WHAT THE EXERCISE ASKS. Format everything from the first line of the entries down to the line containing "svg-text:2012: 2012 xyxy=(849,306,902,333)", inclusive, as a JSON list of strings, one string per line and no blank lines.

--- EXTRACTED RECORDS ---

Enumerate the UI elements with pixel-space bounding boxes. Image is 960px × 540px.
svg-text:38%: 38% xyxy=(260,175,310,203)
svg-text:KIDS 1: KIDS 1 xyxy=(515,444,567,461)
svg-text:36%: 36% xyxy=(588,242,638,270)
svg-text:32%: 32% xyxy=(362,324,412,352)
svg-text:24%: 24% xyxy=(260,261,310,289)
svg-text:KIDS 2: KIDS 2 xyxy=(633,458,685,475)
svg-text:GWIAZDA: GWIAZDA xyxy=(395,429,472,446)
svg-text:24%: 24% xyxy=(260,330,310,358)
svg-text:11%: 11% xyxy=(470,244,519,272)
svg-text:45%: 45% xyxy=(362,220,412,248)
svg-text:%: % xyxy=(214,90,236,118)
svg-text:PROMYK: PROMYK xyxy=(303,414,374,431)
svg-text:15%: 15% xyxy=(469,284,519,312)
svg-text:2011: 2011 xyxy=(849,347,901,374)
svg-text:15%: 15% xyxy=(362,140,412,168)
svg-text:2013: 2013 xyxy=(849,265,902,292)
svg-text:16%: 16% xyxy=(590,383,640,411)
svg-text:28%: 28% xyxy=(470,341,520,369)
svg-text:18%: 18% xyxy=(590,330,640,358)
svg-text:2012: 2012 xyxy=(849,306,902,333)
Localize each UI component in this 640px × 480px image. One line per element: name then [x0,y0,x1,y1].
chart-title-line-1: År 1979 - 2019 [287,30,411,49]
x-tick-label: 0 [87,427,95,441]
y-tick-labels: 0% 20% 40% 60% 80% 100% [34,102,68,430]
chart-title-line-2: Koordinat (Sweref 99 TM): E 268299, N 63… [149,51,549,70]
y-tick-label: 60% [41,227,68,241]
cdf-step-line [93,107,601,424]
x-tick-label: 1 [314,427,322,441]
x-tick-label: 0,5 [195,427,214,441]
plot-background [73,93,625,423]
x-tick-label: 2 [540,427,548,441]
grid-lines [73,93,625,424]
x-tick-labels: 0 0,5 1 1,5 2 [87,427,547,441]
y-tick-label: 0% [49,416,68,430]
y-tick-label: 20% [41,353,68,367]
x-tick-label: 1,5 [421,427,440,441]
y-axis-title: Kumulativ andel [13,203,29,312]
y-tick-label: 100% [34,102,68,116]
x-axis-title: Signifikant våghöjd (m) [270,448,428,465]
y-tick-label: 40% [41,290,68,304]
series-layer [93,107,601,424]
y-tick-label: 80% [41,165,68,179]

---

REPLY TO THE EXERCISE.
[
  "Enumerate the UI elements with pixel-space bounding boxes. Image is 960px × 540px.",
  "svg-text:38%: 38% xyxy=(260,175,310,203)",
  "svg-text:KIDS 1: KIDS 1 xyxy=(515,444,567,461)",
  "svg-text:36%: 36% xyxy=(588,242,638,270)",
  "svg-text:32%: 32% xyxy=(362,324,412,352)",
  "svg-text:24%: 24% xyxy=(260,261,310,289)",
  "svg-text:KIDS 2: KIDS 2 xyxy=(633,458,685,475)",
  "svg-text:GWIAZDA: GWIAZDA xyxy=(395,429,472,446)",
  "svg-text:24%: 24% xyxy=(260,330,310,358)",
  "svg-text:11%: 11% xyxy=(470,244,519,272)",
  "svg-text:45%: 45% xyxy=(362,220,412,248)",
  "svg-text:%: % xyxy=(214,90,236,118)",
  "svg-text:PROMYK: PROMYK xyxy=(303,414,374,431)",
  "svg-text:15%: 15% xyxy=(469,284,519,312)",
  "svg-text:2011: 2011 xyxy=(849,347,901,374)",
  "svg-text:15%: 15% xyxy=(362,140,412,168)",
  "svg-text:2013: 2013 xyxy=(849,265,902,292)",
  "svg-text:16%: 16% xyxy=(590,383,640,411)",
  "svg-text:28%: 28% xyxy=(470,341,520,369)",
  "svg-text:18%: 18% xyxy=(590,330,640,358)",
  "svg-text:2012: 2012 xyxy=(849,306,902,333)"
]